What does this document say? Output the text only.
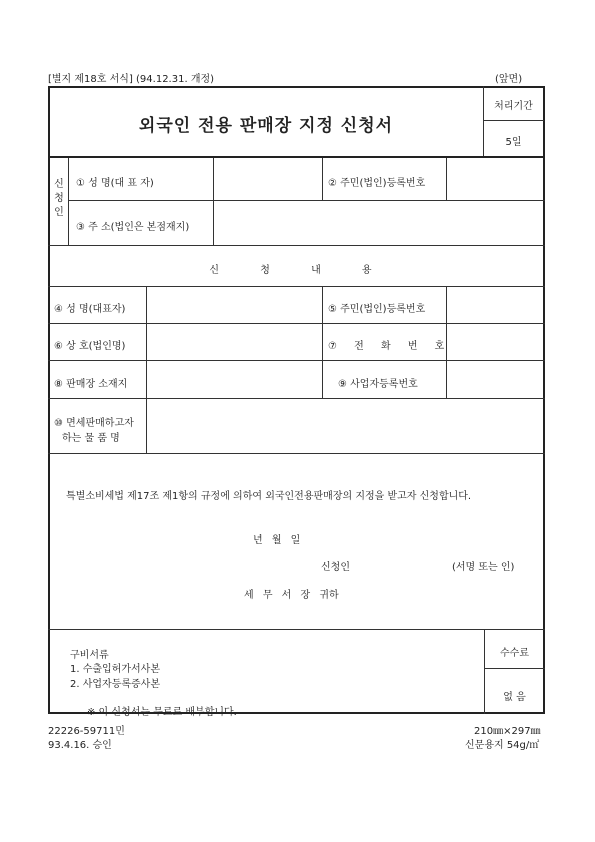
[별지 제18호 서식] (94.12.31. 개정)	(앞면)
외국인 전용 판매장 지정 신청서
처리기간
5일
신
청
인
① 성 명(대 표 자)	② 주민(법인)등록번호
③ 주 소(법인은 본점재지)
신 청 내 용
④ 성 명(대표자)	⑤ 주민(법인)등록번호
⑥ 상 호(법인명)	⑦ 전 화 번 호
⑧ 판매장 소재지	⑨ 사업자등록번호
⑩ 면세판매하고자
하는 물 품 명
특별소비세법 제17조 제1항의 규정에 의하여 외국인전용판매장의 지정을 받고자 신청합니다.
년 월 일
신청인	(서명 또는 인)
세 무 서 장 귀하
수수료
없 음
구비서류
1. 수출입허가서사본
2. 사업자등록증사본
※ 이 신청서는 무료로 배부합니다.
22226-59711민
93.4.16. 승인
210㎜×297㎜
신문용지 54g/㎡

# # # #

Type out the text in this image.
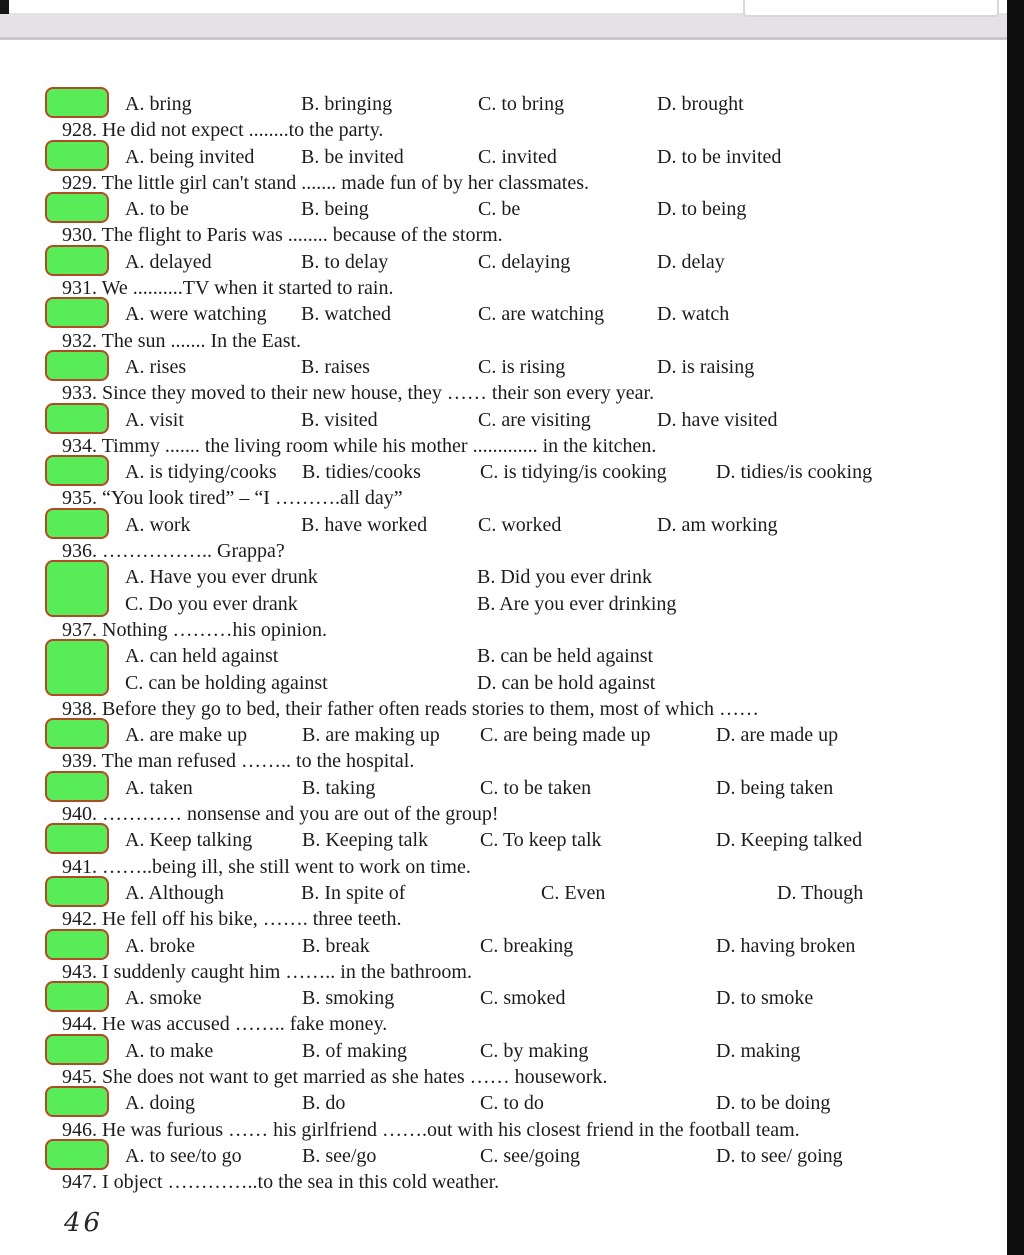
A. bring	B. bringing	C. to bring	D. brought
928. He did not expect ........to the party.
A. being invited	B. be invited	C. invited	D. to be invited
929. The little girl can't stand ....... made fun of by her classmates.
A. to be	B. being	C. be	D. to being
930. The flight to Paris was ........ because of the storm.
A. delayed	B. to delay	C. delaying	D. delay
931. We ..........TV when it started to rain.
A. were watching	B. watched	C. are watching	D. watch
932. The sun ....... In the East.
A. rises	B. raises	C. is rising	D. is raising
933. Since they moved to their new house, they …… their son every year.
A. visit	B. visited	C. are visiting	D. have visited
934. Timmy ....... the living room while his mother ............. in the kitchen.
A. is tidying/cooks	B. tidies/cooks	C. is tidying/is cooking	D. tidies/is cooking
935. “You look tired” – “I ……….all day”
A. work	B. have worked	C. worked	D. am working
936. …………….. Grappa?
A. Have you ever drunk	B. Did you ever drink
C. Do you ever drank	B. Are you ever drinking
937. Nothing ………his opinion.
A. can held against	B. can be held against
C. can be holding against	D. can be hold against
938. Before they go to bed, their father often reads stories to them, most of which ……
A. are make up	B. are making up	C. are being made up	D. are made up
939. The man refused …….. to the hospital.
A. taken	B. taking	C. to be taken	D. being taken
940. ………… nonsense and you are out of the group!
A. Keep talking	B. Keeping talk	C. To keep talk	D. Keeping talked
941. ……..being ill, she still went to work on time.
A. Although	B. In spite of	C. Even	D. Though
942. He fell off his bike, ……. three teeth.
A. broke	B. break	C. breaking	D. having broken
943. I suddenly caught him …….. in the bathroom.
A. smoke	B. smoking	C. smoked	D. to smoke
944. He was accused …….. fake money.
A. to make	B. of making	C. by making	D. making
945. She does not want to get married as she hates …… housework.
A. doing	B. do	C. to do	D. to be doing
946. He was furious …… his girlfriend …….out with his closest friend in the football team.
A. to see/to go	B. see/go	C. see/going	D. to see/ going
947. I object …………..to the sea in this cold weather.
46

# # # #

▸ **The problem**:
Copy out each line in the preceding records that contains "they".

▸ **Exercise output**:
933. Since they moved to their new house, they …… their son every year.
938. Before they go to bed, their father often reads stories to them, most of which ……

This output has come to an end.